— Start Dataset rows —
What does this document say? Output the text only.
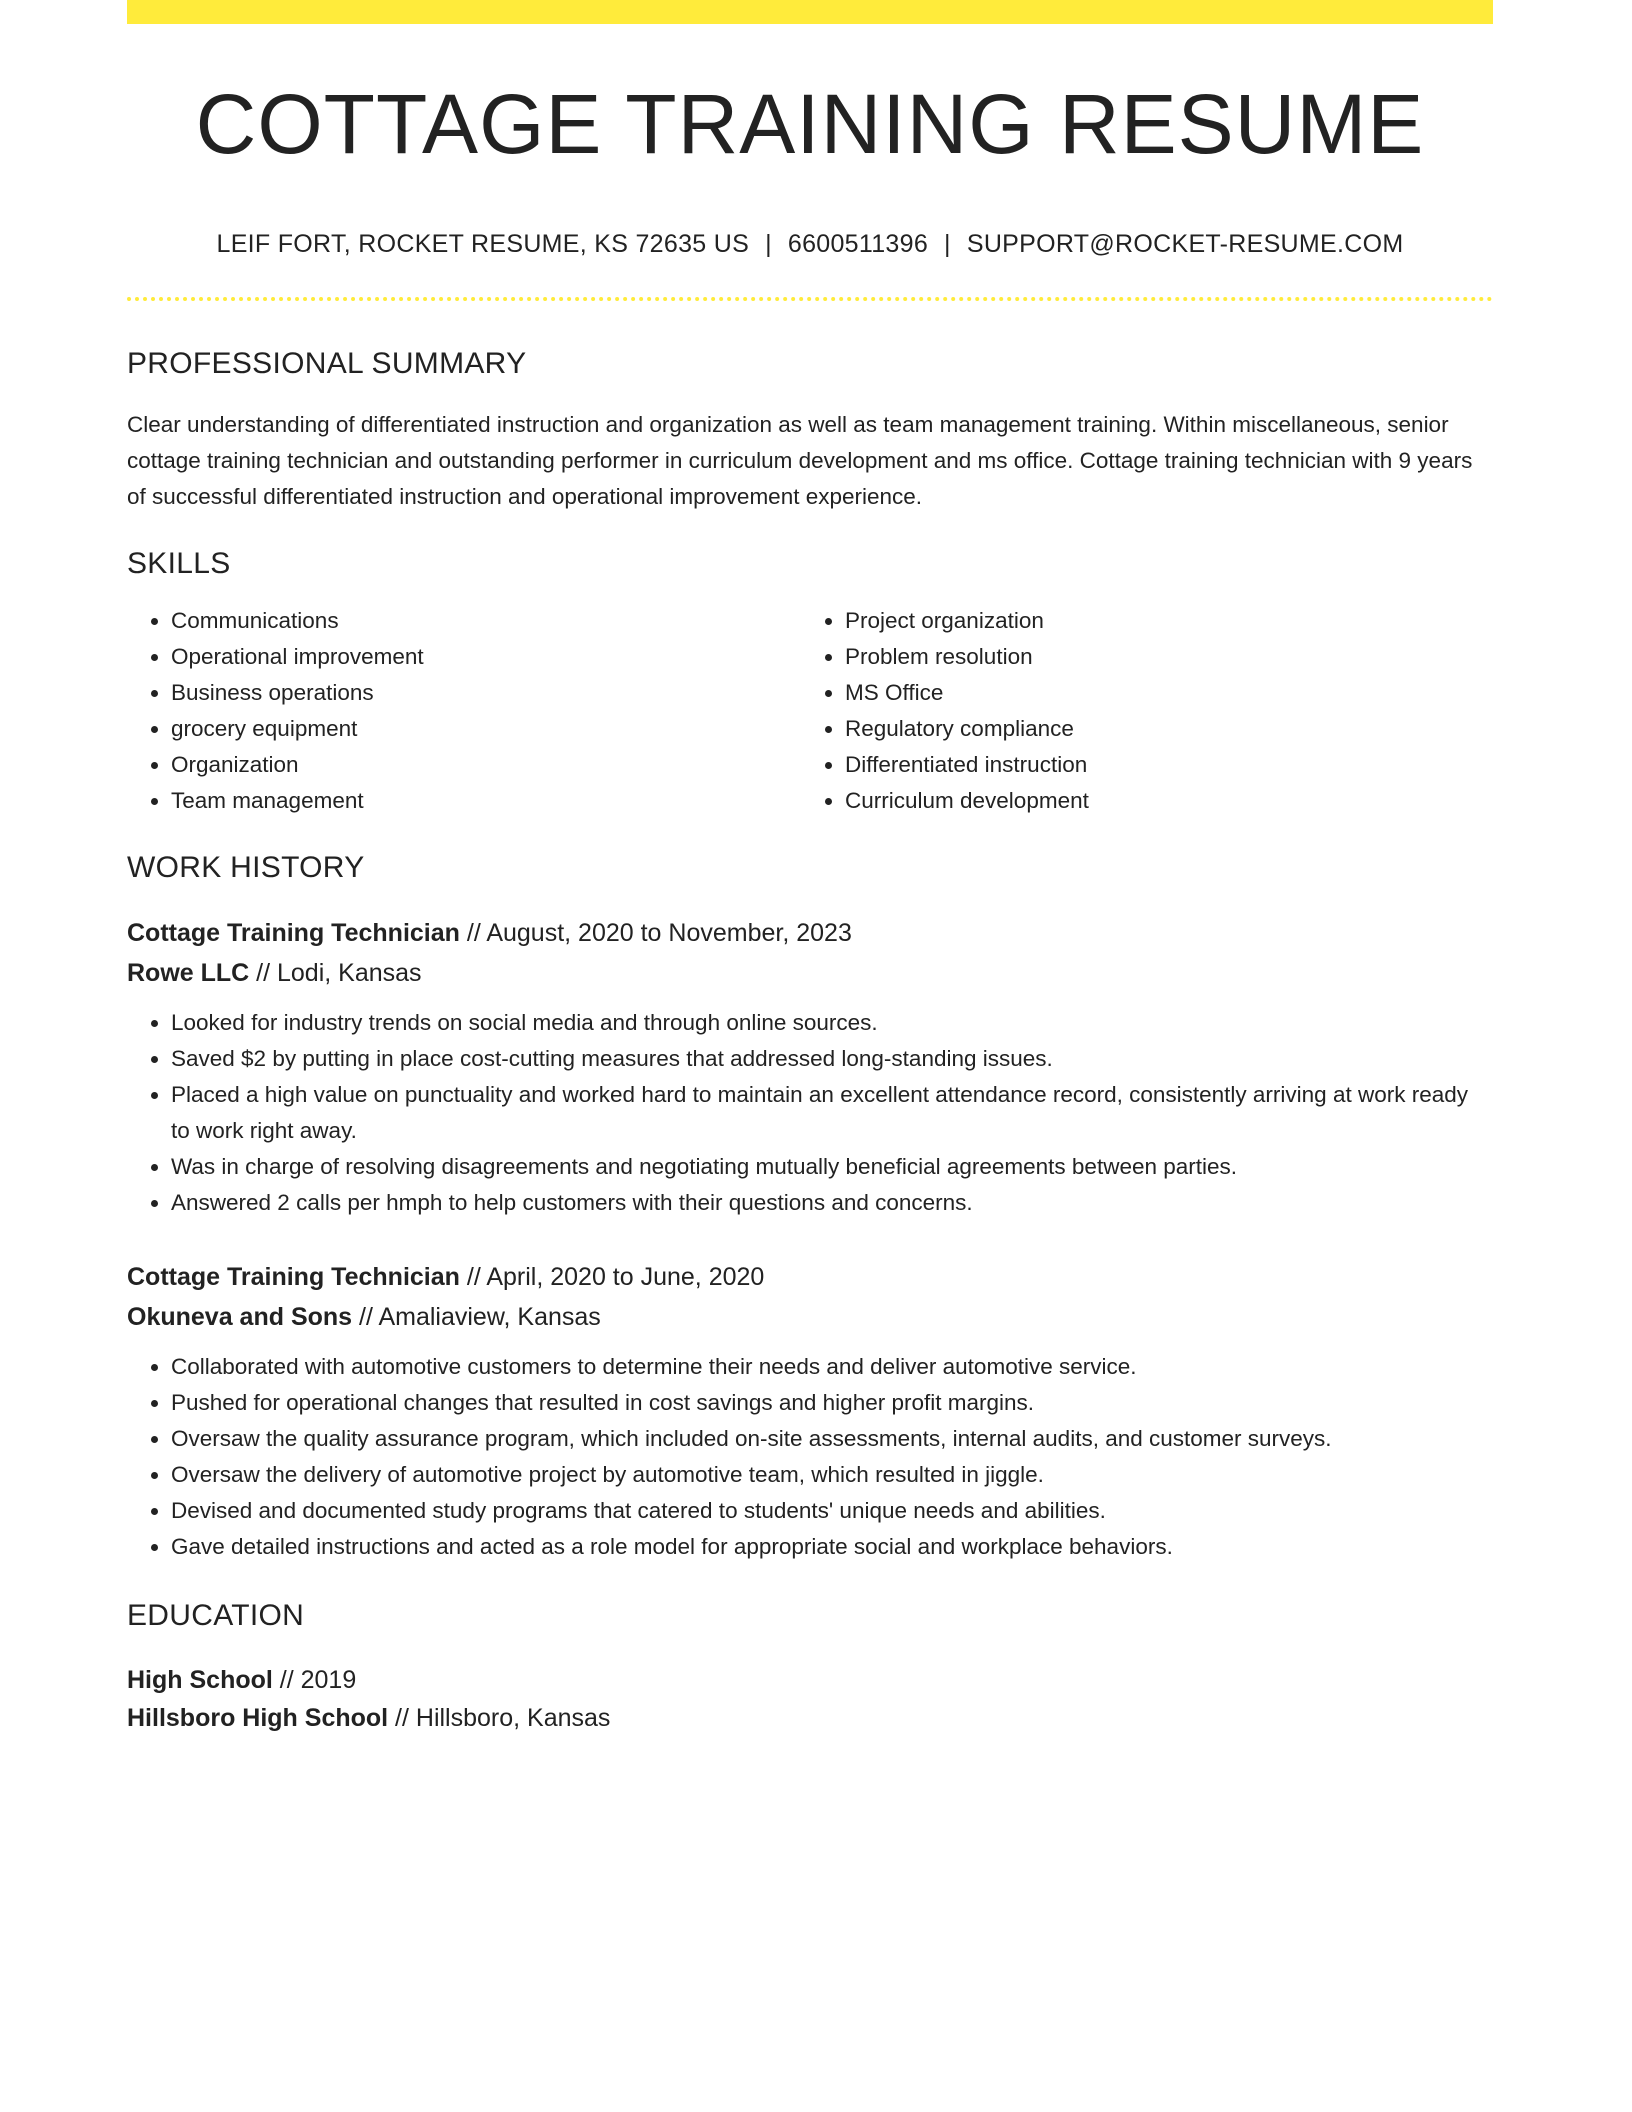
COTTAGE TRAINING RESUME
LEIF FORT, ROCKET RESUME, KS 72635 US | 6600511396 | SUPPORT@ROCKET-RESUME.COM
PROFESSIONAL SUMMARY

Clear understanding of differentiated instruction and organization as well as team management training. Within miscellaneous, senior cottage training technician and outstanding performer in curriculum development and ms office. Cottage training technician with 9 years of successful differentiated instruction and operational improvement experience.

SKILLS
• Communications
• Operational improvement
• Business operations
• grocery equipment
• Organization
• Team management
• Project organization
• Problem resolution
• MS Office
• Regulatory compliance
• Differentiated instruction
• Curriculum development
WORK HISTORY
Cottage Training Technician // August, 2020 to November, 2023
Rowe LLC // Lodi, Kansas
• Looked for industry trends on social media and through online sources.
• Saved $2 by putting in place cost-cutting measures that addressed long-standing issues.
• Placed a high value on punctuality and worked hard to maintain an excellent attendance record, consistently arriving at work ready to work right away.
• Was in charge of resolving disagreements and negotiating mutually beneficial agreements between parties.
• Answered 2 calls per hmph to help customers with their questions and concerns.
Cottage Training Technician // April, 2020 to June, 2020
Okuneva and Sons // Amaliaview, Kansas
• Collaborated with automotive customers to determine their needs and deliver automotive service.
• Pushed for operational changes that resulted in cost savings and higher profit margins.
• Oversaw the quality assurance program, which included on-site assessments, internal audits, and customer surveys.
• Oversaw the delivery of automotive project by automotive team, which resulted in jiggle.
• Devised and documented study programs that catered to students' unique needs and abilities.
• Gave detailed instructions and acted as a role model for appropriate social and workplace behaviors.
EDUCATION
High School // 2019
Hillsboro High School // Hillsboro, Kansas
— End Dataset rows —
→ **What is being asked**: Report how many lines in these entries contain "which". Answer with the number only.

→ **Worked solution**: 2